··· Information given ···

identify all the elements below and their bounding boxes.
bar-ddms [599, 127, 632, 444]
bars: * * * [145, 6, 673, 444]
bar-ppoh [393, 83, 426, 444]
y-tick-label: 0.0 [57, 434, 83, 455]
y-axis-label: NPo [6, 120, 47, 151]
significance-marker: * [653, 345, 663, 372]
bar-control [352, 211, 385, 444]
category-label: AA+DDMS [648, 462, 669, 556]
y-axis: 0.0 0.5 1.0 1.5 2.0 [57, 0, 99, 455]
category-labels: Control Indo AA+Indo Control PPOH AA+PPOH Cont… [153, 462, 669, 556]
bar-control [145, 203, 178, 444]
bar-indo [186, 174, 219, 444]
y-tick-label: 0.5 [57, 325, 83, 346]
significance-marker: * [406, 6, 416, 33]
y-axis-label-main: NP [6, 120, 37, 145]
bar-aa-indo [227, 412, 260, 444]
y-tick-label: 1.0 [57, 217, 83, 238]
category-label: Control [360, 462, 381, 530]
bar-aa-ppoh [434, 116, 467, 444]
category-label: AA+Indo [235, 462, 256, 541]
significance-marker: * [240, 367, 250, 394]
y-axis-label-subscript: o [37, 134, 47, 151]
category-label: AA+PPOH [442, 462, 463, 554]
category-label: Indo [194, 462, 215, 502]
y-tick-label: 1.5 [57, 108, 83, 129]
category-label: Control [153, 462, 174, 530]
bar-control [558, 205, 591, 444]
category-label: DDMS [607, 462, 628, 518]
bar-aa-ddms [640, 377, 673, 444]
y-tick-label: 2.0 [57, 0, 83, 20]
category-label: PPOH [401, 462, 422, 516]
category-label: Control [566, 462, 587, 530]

···

Directions for this task: Copy everything from the start of the records down to the line containing "category-labels: Control Indo", both included, character for character.

Expected answer:
identify all the elements below and their bounding boxes.
bar-ddms [599, 127, 632, 444]
bars: * * * [145, 6, 673, 444]
bar-ppoh [393, 83, 426, 444]
y-tick-label: 0.0 [57, 434, 83, 455]
y-axis-label: NPo [6, 120, 47, 151]
significance-marker: * [653, 345, 663, 372]
bar-control [352, 211, 385, 444]
category-label: AA+DDMS [648, 462, 669, 556]
y-axis: 0.0 0.5 1.0 1.5 2.0 [57, 0, 99, 455]
category-labels: Control Indo AA+Indo Control PPOH AA+PPOH Cont… [153, 462, 669, 556]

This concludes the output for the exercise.